#### Requirements:
Copy out each line below that has the word "integrationType" in it.

#### Provided data:
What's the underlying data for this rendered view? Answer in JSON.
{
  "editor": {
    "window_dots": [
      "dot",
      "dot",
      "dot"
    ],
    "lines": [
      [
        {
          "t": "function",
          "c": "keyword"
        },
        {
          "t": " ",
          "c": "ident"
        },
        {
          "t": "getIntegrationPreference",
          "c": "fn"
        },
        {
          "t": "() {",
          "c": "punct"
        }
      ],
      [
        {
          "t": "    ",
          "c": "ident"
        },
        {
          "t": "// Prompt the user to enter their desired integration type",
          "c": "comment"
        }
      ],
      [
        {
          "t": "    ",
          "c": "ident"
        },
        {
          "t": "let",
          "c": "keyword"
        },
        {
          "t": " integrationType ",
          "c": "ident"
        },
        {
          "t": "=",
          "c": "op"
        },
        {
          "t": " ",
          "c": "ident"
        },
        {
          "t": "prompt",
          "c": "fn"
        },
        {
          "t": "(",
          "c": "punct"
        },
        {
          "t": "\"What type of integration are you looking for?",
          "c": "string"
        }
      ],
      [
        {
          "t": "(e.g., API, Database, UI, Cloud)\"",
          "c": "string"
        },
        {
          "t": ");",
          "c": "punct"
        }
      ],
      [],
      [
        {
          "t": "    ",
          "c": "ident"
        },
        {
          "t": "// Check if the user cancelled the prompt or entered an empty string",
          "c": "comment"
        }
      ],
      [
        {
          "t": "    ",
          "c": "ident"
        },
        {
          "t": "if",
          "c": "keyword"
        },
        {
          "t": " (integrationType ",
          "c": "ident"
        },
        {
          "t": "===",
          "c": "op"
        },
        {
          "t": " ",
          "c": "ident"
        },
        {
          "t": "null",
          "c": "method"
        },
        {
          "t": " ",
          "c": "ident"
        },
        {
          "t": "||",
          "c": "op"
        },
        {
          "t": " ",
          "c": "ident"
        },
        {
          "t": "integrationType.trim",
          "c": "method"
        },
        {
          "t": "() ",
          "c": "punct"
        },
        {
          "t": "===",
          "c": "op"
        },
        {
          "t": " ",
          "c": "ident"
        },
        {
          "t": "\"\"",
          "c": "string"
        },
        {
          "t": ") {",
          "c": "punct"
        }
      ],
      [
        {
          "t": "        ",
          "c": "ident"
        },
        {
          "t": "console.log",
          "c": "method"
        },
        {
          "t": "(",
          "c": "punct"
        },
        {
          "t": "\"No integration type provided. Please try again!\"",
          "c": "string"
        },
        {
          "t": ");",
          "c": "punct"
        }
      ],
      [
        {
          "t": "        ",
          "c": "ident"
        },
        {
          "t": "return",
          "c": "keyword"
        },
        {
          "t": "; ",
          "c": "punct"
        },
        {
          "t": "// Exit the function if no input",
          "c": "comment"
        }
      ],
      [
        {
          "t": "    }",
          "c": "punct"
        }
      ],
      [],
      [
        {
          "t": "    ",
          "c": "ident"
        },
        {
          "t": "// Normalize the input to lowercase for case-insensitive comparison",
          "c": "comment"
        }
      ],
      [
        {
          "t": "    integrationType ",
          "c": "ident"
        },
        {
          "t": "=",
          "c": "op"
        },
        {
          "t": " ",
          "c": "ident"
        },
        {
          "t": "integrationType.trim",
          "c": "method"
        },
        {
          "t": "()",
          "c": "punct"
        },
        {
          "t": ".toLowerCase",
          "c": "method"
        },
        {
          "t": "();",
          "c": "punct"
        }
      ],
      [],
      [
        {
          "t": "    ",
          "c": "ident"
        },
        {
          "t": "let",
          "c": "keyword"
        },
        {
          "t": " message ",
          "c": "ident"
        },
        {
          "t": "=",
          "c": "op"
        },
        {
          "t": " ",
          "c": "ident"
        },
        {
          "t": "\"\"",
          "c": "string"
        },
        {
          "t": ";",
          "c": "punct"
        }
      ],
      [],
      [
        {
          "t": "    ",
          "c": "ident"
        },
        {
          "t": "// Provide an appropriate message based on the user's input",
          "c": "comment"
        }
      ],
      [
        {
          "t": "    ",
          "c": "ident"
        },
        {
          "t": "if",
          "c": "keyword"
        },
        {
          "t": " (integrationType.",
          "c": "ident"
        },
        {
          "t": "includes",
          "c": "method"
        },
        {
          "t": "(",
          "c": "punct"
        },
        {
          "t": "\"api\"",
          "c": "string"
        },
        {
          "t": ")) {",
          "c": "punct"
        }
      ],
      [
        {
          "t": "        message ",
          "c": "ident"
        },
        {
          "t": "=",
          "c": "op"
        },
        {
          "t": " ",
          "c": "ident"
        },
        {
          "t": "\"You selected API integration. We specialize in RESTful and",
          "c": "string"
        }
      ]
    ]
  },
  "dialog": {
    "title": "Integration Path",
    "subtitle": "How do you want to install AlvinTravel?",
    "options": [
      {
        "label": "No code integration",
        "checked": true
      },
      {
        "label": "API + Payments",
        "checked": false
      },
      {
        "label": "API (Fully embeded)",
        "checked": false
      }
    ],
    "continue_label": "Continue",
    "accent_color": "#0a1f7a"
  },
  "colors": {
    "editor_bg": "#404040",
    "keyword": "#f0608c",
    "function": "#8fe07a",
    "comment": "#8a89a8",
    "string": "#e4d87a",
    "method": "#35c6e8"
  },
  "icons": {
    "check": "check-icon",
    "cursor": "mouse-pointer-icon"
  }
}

#### Exercise solution:
          "t": " integrationType ",
          "t": " (integrationType ",
          "t": "integrationType.trim",
          "t": "    integrationType ",
          "t": "integrationType.trim",
          "t": " (integrationType.",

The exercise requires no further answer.